Data tied to figure images —
☆ ☆ ☆ ☆
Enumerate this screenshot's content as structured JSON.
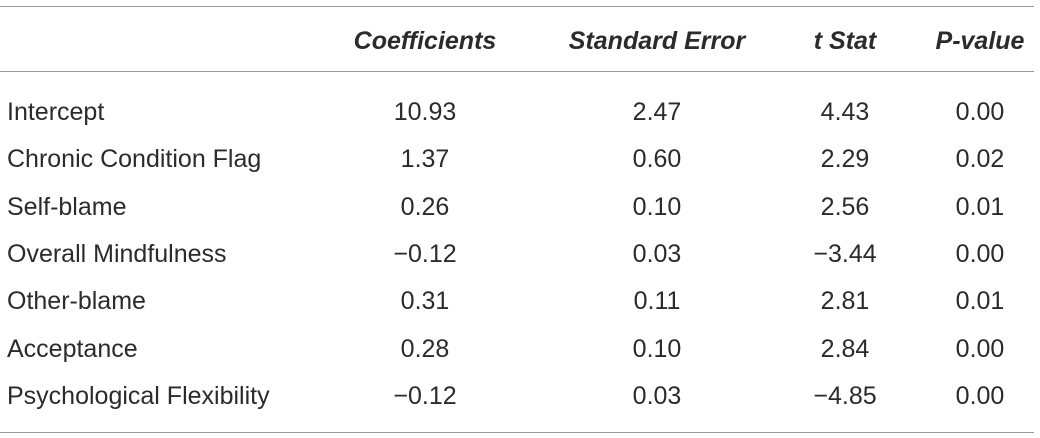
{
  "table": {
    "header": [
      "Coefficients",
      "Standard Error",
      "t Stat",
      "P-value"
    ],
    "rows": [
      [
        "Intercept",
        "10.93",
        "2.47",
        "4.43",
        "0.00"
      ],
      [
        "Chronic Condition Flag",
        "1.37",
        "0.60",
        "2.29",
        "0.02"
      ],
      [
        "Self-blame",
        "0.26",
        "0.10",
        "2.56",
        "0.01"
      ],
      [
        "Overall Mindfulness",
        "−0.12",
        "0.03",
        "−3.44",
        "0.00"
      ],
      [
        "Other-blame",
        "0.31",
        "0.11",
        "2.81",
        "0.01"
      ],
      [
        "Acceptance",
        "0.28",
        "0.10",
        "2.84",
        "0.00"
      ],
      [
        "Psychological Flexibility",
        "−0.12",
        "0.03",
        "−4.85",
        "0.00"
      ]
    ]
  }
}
☆ ☆ ☆ ☆
TASK BRIEF —
Make an exact copy of the whole listing, but don't bring over any pictures.

WRITTEN SOLUTION —
Enumerate this screenshot's content as structured JSON.
{
  "table": {
    "header": [
      "Coefficients",
      "Standard Error",
      "t Stat",
      "P-value"
    ],
    "rows": [
      [
        "Intercept",
        "10.93",
        "2.47",
        "4.43",
        "0.00"
      ],
      [
        "Chronic Condition Flag",
        "1.37",
        "0.60",
        "2.29",
        "0.02"
      ],
      [
        "Self-blame",
        "0.26",
        "0.10",
        "2.56",
        "0.01"
      ],
      [
        "Overall Mindfulness",
        "−0.12",
        "0.03",
        "−3.44",
        "0.00"
      ],
      [
        "Other-blame",
        "0.31",
        "0.11",
        "2.81",
        "0.01"
      ],
      [
        "Acceptance",
        "0.28",
        "0.10",
        "2.84",
        "0.00"
      ],
      [
        "Psychological Flexibility",
        "−0.12",
        "0.03",
        "−4.85",
        "0.00"
      ]
    ]
  }
}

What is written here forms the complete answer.